**Task brief**
Leave out the pictures and repeat every record exactly.

(Records from a data collection)
+++++

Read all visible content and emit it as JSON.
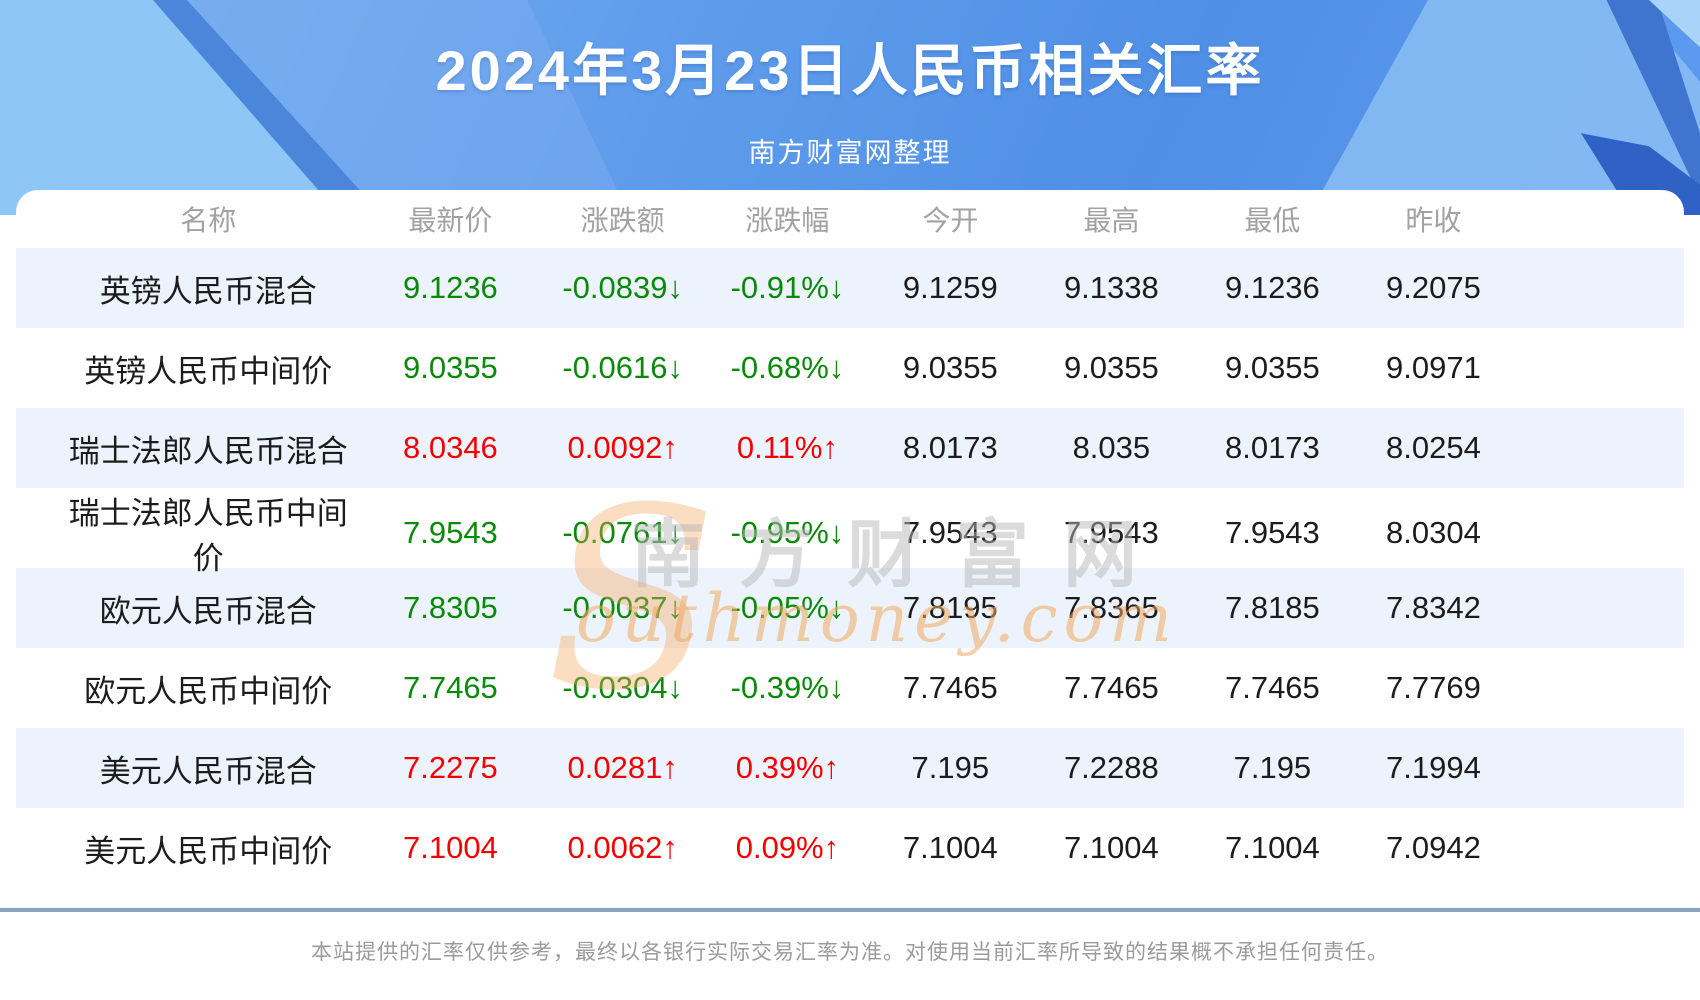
{
  "header": {
    "title": "2024年3月23日人民币相关汇率",
    "subtitle": "南方财富网整理"
  },
  "chart_data": {
    "type": "table",
    "title": "2024年3月23日人民币相关汇率",
    "columns": [
      "名称",
      "最新价",
      "涨跌额",
      "涨跌幅",
      "今开",
      "最高",
      "最低",
      "昨收"
    ],
    "rows": [
      {
        "name": "英镑人民币混合",
        "last": "9.1236",
        "change": "-0.0839↓",
        "pct": "-0.91%↓",
        "trend": "down",
        "open": "9.1259",
        "high": "9.1338",
        "low": "9.1236",
        "prev": "9.2075"
      },
      {
        "name": "英镑人民币中间价",
        "last": "9.0355",
        "change": "-0.0616↓",
        "pct": "-0.68%↓",
        "trend": "down",
        "open": "9.0355",
        "high": "9.0355",
        "low": "9.0355",
        "prev": "9.0971"
      },
      {
        "name": "瑞士法郎人民币混合",
        "last": "8.0346",
        "change": "0.0092↑",
        "pct": "0.11%↑",
        "trend": "up",
        "open": "8.0173",
        "high": "8.035",
        "low": "8.0173",
        "prev": "8.0254"
      },
      {
        "name": "瑞士法郎人民币中间价",
        "last": "7.9543",
        "change": "-0.0761↓",
        "pct": "-0.95%↓",
        "trend": "down",
        "open": "7.9543",
        "high": "7.9543",
        "low": "7.9543",
        "prev": "8.0304"
      },
      {
        "name": "欧元人民币混合",
        "last": "7.8305",
        "change": "-0.0037↓",
        "pct": "-0.05%↓",
        "trend": "down",
        "open": "7.8195",
        "high": "7.8365",
        "low": "7.8185",
        "prev": "7.8342"
      },
      {
        "name": "欧元人民币中间价",
        "last": "7.7465",
        "change": "-0.0304↓",
        "pct": "-0.39%↓",
        "trend": "down",
        "open": "7.7465",
        "high": "7.7465",
        "low": "7.7465",
        "prev": "7.7769"
      },
      {
        "name": "美元人民币混合",
        "last": "7.2275",
        "change": "0.0281↑",
        "pct": "0.39%↑",
        "trend": "up",
        "open": "7.195",
        "high": "7.2288",
        "low": "7.195",
        "prev": "7.1994"
      },
      {
        "name": "美元人民币中间价",
        "last": "7.1004",
        "change": "0.0062↑",
        "pct": "0.09%↑",
        "trend": "up",
        "open": "7.1004",
        "high": "7.1004",
        "low": "7.1004",
        "prev": "7.0942"
      }
    ]
  },
  "watermark": {
    "s": "S",
    "cn": "南方财富网",
    "en": "outhmoney.com"
  },
  "footer": {
    "disclaimer": "本站提供的汇率仅供参考，最终以各银行实际交易汇率为准。对使用当前汇率所导致的结果概不承担任何责任。"
  },
  "colors": {
    "up_red": "#f40000",
    "down_green": "#0a8a0a",
    "row_stripe": "#edf3fc",
    "header_text": "#a2a2a2",
    "divider": "#87a3c0",
    "hero_blue_dark": "#4f8fe5",
    "hero_blue_light": "#8ec6f6",
    "watermark_orange": "#f0a95f"
  }
}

+++++

**Result**
Read all visible content and emit it as JSON.
{
  "header": {
    "title": "2024年3月23日人民币相关汇率",
    "subtitle": "南方财富网整理"
  },
  "chart_data": {
    "type": "table",
    "title": "2024年3月23日人民币相关汇率",
    "columns": [
      "名称",
      "最新价",
      "涨跌额",
      "涨跌幅",
      "今开",
      "最高",
      "最低",
      "昨收"
    ],
    "rows": [
      {
        "name": "英镑人民币混合",
        "last": "9.1236",
        "change": "-0.0839↓",
        "pct": "-0.91%↓",
        "trend": "down",
        "open": "9.1259",
        "high": "9.1338",
        "low": "9.1236",
        "prev": "9.2075"
      },
      {
        "name": "英镑人民币中间价",
        "last": "9.0355",
        "change": "-0.0616↓",
        "pct": "-0.68%↓",
        "trend": "down",
        "open": "9.0355",
        "high": "9.0355",
        "low": "9.0355",
        "prev": "9.0971"
      },
      {
        "name": "瑞士法郎人民币混合",
        "last": "8.0346",
        "change": "0.0092↑",
        "pct": "0.11%↑",
        "trend": "up",
        "open": "8.0173",
        "high": "8.035",
        "low": "8.0173",
        "prev": "8.0254"
      },
      {
        "name": "瑞士法郎人民币中间价",
        "last": "7.9543",
        "change": "-0.0761↓",
        "pct": "-0.95%↓",
        "trend": "down",
        "open": "7.9543",
        "high": "7.9543",
        "low": "7.9543",
        "prev": "8.0304"
      },
      {
        "name": "欧元人民币混合",
        "last": "7.8305",
        "change": "-0.0037↓",
        "pct": "-0.05%↓",
        "trend": "down",
        "open": "7.8195",
        "high": "7.8365",
        "low": "7.8185",
        "prev": "7.8342"
      },
      {
        "name": "欧元人民币中间价",
        "last": "7.7465",
        "change": "-0.0304↓",
        "pct": "-0.39%↓",
        "trend": "down",
        "open": "7.7465",
        "high": "7.7465",
        "low": "7.7465",
        "prev": "7.7769"
      },
      {
        "name": "美元人民币混合",
        "last": "7.2275",
        "change": "0.0281↑",
        "pct": "0.39%↑",
        "trend": "up",
        "open": "7.195",
        "high": "7.2288",
        "low": "7.195",
        "prev": "7.1994"
      },
      {
        "name": "美元人民币中间价",
        "last": "7.1004",
        "change": "0.0062↑",
        "pct": "0.09%↑",
        "trend": "up",
        "open": "7.1004",
        "high": "7.1004",
        "low": "7.1004",
        "prev": "7.0942"
      }
    ]
  },
  "watermark": {
    "s": "S",
    "cn": "南方财富网",
    "en": "outhmoney.com"
  },
  "footer": {
    "disclaimer": "本站提供的汇率仅供参考，最终以各银行实际交易汇率为准。对使用当前汇率所导致的结果概不承担任何责任。"
  },
  "colors": {
    "up_red": "#f40000",
    "down_green": "#0a8a0a",
    "row_stripe": "#edf3fc",
    "header_text": "#a2a2a2",
    "divider": "#87a3c0",
    "hero_blue_dark": "#4f8fe5",
    "hero_blue_light": "#8ec6f6",
    "watermark_orange": "#f0a95f"
  }
}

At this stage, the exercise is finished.